PROVIDED RECORDS start

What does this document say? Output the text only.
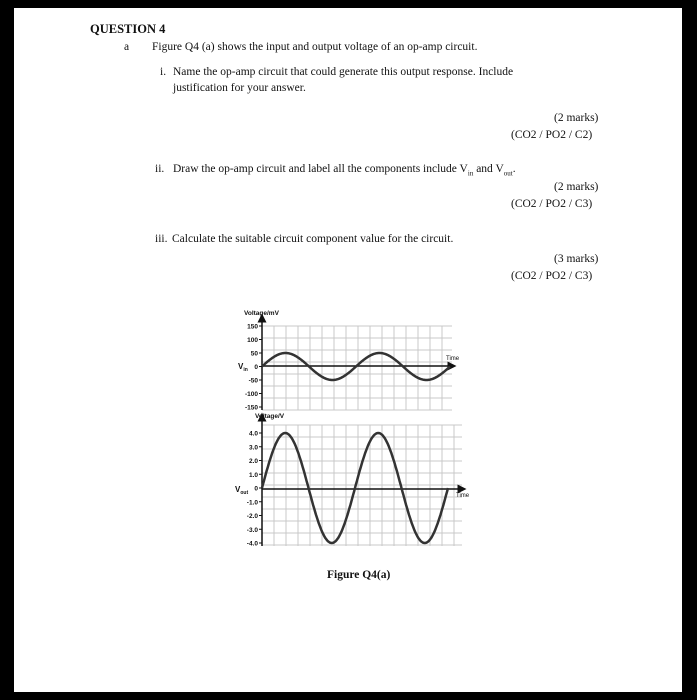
QUESTION 4
a Figure Q4 (a) shows the input and output voltage of an op-amp circuit.
i. Name the op-amp circuit that could generate this output response. Include
justification for your answer.
(2 marks)
(CO2 / PO2 / C2)
ii. Draw the op-amp circuit and label all the components include $V_{in}$ and $V_{out}$.
(2 marks)
(CO2 / PO2 / C3)
iii. Calculate the suitable circuit component value for the circuit.
(3 marks)
(CO2 / PO2 / C3)
Figure Q4(a)
150
100
50
0
-50
-100
-150
Voltage/mV
$V_{in}$
Time
4.0
3.0
2.0
1.0
0
-1.0
-2.0
-3.0
-4.0
Voltage/V
$V_{out}$	Time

PROVIDED RECORDS end

> **WHAT YOU HAVE TO DO**:
Leave out the pictures and give the rest of the records again exactly.

> **THE SOLUTION**:
What does this document say? Output the text only.
QUESTION 4
a Figure Q4 (a) shows the input and output voltage of an op-amp circuit.
i. Name the op-amp circuit that could generate this output response. Include
justification for your answer.
(2 marks)
(CO2 / PO2 / C2)
ii. Draw the op-amp circuit and label all the components include $V_{in}$ and $V_{out}$.
(2 marks)
(CO2 / PO2 / C3)
iii. Calculate the suitable circuit component value for the circuit.
(3 marks)
(CO2 / PO2 / C3)
Figure Q4(a)
150
100
50
0
-50
-100
-150
Voltage/mV
$V_{in}$
Time
4.0
3.0
2.0
1.0
0
-1.0
-2.0
-3.0
-4.0
Voltage/V
$V_{out}$	Time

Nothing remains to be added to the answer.